___ Data
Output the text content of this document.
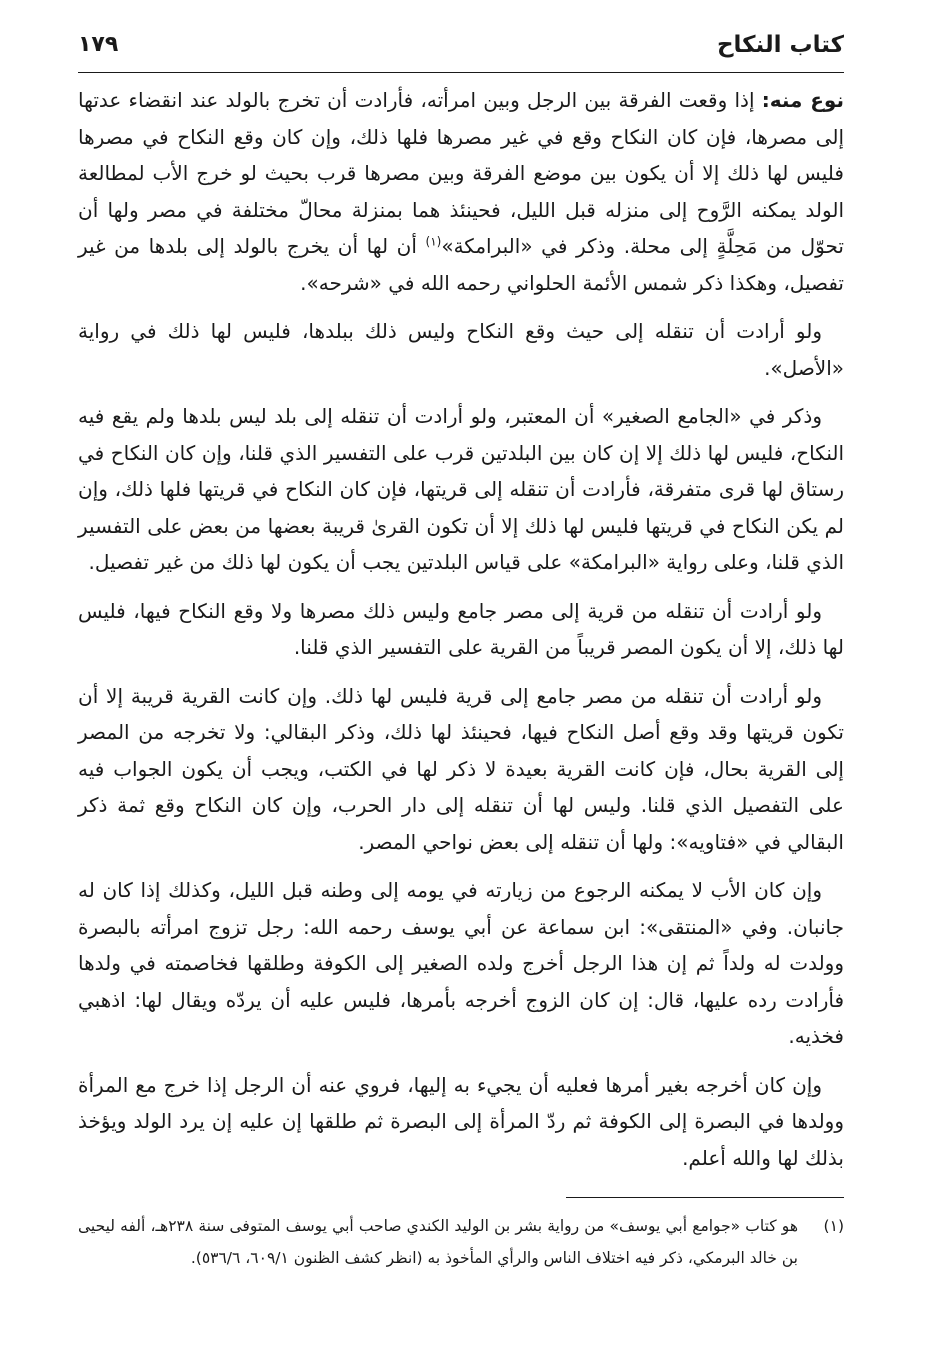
كتاب النكاح
١٧٩

نوع منه: إذا وقعت الفرقة بين الرجل وبين امرأته، فأرادت أن تخرج بالولد عند انقضاء عدتها إلى مصرها، فإن كان النكاح وقع في غير مصرها فلها ذلك، وإن كان وقع النكاح في مصرها فليس لها ذلك إلا أن يكون بين موضع الفرقة وبين مصرها قرب بحيث لو خرج الأب لمطالعة الولد يمكنه الرَّوح إلى منزله قبل الليل، فحينئذ هما بمنزلة محالّ مختلفة في مصر ولها أن تحوّل من مَحِلَّةٍ إلى محلة. وذكر في «البرامكة»$^{(١)}$ أن لها أن يخرج بالولد إلى بلدها من غير تفصيل، وهكذا ذكر شمس الأئمة الحلواني رحمه الله في «شرحه».

ولو أرادت أن تنقله إلى حيث وقع النكاح وليس ذلك ببلدها، فليس لها ذلك في رواية «الأصل».

وذكر في «الجامع الصغير» أن المعتبر، ولو أرادت أن تنقله إلى بلد ليس بلدها ولم يقع فيه النكاح، فليس لها ذلك إلا إن كان بين البلدتين قرب على التفسير الذي قلنا، وإن كان النكاح في رستاق لها قرى متفرقة، فأرادت أن تنقله إلى قريتها، فإن كان النكاح في قريتها فلها ذلك، وإن لم يكن النكاح في قريتها فليس لها ذلك إلا أن تكون القرىٰ قريبة بعضها من بعض على التفسير الذي قلنا، وعلى رواية «البرامكة» على قياس البلدتين يجب أن يكون لها ذلك من غير تفصيل.

ولو أرادت أن تنقله من قرية إلى مصر جامع وليس ذلك مصرها ولا وقع النكاح فيها، فليس لها ذلك، إلا أن يكون المصر قريباً من القرية على التفسير الذي قلنا.

ولو أرادت أن تنقله من مصر جامع إلى قرية فليس لها ذلك. وإن كانت القرية قريبة إلا أن تكون قريتها وقد وقع أصل النكاح فيها، فحينئذ لها ذلك، وذكر البقالي: ولا تخرجه من المصر إلى القرية بحال، فإن كانت القرية بعيدة لا ذكر لها في الكتب، ويجب أن يكون الجواب فيه على التفصيل الذي قلنا. وليس لها أن تنقله إلى دار الحرب، وإن كان النكاح وقع ثمة ذكر البقالي في «فتاويه»: ولها أن تنقله إلى بعض نواحي المصر.

وإن كان الأب لا يمكنه الرجوع من زيارته في يومه إلى وطنه قبل الليل، وكذلك إذا كان له جانبان. وفي «المنتقى»: ابن سماعة عن أبي يوسف رحمه الله: رجل تزوج امرأته بالبصرة وولدت له ولداً ثم إن هذا الرجل أخرج ولده الصغير إلى الكوفة وطلقها فخاصمته في ولدها فأرادت رده عليها، قال: إن كان الزوج أخرجه بأمرها، فليس عليه أن يردّه ويقال لها: اذهبي فخذيه.

وإن كان أخرجه بغير أمرها فعليه أن يجيء به إليها، فروي عنه أن الرجل إذا خرج مع المرأة وولدها في البصرة إلى الكوفة ثم ردّ المرأة إلى البصرة ثم طلقها إن عليه إن يرد الولد ويؤخذ بذلك لها والله أعلم.

(١)
هو كتاب «جوامع أبي يوسف» من رواية بشر بن الوليد الكندي صاحب أبي يوسف المتوفى سنة ٢٣٨هـ، ألفه ليحيى بن خالد البرمكي، ذكر فيه اختلاف الناس والرأي المأخوذ به (انظر كشف الظنون ٦٠٩/١، ٥٣٦/٦).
______
* **Your objective**
The word "الولد" appears in how many lines of the data? Answer with only the number.

* **Finished answer**
2